• **Fragmento de origen**:
# # # # # # #

| Preso en cárcel de Guantánamo

Talibán quiere vivir en Tiquicia

Ghaleb Nasar Al Bihani ha pasado un tercio de su vida en la cárcel de la Base Naval de Guantánamo, tiempo que cree más que suficiente para un aprendiz yihadista (rama violenta del islam) a quien un día le dieron un fusil y un cucharón en Afganistán para convertirse en cocinero talibán y contra el que nunca se han presentado cargos.

Uno de los sueños de este recluso es ser libre y poder vivir en Costa Rica.

Con 12 años en Guantánamo (Cuba), Al Bihani, de 34 o 35 años, espera una incierta liberación practicando yoga y aprendiendo español, con la fe de que algún día eso le ayude a rehacer su vida en la tropical Costa Rica, la austral Uruguay o la soleada España.

Estados Unidos reconoce que Al Bihani no era un líder talibán o con conexiones con la cúpula de Al Qaeda, no formó parte de planes terroristas contra los estadounidenses y su primera acción de guerra fue rendirse a los enemigos de la Alianza del Norte.

La segunda fue aprovechar la confusión de la guerra civil afgana para intentar escapar en un motín de una cárcel de adobe, en el norte de Afganistán, y caer en manos de las primeras tropas estadounidenses que iniciaban su invasión en el remoto Afganistán. No está acusado de matar a ningún norteamericano.

“No sabemos sí es una víctima del caos de los primeros días de Afganistán o verdaderamente un yihadista peligroso”, explicó a Efe un funcionario del Pentágono.

Según uno de los funcionarios, Al Bihani sigue detenido porque es “una amenaza significativa a la seguridad nacional”.

Además, su familia tiene profundos lazos con el yihadismo (su hermano también está preso en Guantánamo) y “apoya a Al Qaeda y a los talibanes pese a que nunca ha sido un líder”.

No obstante, su caso está en revisión por lo que no pierde la esperanza de salir algún día.

# # # # # # #

• **Datos proporcionados**:
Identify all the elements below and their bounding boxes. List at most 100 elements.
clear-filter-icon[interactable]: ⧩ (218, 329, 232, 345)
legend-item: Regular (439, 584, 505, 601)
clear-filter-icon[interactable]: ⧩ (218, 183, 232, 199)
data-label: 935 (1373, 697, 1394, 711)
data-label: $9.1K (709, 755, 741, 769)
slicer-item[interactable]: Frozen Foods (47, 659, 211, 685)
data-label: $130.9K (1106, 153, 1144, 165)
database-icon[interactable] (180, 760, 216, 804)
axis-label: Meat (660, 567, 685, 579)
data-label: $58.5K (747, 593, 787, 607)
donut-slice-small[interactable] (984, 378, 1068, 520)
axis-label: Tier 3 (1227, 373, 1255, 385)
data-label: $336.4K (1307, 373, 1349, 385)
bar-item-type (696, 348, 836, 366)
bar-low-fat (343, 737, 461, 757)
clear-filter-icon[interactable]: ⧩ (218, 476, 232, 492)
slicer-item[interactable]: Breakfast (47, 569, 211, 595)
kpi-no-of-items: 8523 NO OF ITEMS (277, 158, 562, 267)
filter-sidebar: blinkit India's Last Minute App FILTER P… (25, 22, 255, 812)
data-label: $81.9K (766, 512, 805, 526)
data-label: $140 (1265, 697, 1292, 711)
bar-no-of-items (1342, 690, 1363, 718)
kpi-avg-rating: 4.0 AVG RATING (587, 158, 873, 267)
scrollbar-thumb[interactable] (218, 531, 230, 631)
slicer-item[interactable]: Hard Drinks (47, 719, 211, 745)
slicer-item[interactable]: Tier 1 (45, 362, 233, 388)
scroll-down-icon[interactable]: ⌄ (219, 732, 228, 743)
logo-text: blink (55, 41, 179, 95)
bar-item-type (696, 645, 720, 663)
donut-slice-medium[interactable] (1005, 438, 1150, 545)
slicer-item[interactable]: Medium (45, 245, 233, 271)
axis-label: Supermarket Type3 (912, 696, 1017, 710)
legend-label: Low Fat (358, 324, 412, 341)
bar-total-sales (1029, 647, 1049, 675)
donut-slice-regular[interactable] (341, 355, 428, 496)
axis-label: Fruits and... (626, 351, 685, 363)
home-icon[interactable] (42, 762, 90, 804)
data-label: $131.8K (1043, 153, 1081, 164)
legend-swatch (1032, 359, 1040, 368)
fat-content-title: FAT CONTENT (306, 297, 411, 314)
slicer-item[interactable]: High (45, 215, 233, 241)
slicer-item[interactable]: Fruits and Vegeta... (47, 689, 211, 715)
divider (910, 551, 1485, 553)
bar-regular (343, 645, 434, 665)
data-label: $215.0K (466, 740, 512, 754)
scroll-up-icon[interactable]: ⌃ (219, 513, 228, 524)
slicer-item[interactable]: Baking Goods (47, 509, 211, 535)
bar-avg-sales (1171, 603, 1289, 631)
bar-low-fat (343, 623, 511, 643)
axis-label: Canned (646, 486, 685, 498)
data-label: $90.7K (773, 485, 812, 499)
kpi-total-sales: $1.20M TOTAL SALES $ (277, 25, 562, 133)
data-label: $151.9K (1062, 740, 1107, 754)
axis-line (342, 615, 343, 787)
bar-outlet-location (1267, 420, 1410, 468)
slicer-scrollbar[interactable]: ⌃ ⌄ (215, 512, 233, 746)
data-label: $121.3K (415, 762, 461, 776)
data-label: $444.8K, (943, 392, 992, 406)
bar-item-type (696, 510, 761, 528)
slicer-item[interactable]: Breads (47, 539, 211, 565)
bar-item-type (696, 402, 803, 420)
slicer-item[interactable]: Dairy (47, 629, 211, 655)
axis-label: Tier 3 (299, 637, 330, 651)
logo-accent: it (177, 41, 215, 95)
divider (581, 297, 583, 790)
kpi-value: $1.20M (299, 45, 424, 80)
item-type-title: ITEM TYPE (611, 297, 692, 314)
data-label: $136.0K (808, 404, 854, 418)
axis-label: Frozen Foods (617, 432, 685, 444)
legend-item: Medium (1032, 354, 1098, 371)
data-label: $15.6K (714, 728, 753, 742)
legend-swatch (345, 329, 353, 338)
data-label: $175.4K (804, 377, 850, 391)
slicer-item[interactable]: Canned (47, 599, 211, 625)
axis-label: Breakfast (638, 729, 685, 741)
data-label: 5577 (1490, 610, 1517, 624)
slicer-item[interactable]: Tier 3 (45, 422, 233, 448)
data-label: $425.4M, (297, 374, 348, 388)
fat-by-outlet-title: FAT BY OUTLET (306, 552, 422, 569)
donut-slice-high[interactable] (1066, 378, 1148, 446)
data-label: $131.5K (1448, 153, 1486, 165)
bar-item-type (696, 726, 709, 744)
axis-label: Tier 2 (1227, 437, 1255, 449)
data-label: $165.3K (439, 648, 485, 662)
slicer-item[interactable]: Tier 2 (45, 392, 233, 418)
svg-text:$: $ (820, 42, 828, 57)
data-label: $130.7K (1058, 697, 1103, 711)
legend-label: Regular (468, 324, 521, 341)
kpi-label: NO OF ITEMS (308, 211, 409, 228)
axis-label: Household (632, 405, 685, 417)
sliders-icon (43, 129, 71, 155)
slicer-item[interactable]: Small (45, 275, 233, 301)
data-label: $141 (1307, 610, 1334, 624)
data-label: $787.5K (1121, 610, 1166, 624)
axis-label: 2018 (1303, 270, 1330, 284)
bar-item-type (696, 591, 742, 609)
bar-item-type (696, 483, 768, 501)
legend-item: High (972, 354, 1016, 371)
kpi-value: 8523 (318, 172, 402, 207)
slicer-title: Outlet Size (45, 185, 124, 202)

# # # # # # #

• **Enunciado del ejercicio**:
Conteste las siguientes preguntas según el texto sobre el preso de Guantánamo:
1. ¿Cuántos años lleva Al Bihani en Guantánamo?
2. ¿Qué actividades practica mientras espera su liberación?
3. ¿Qué familiar suyo también está preso en Guantánamo?

• **Respuesta al ejercicio**:
1. Lleva 12 años.
2. Practica yoga y aprende español.
3. Su hermano.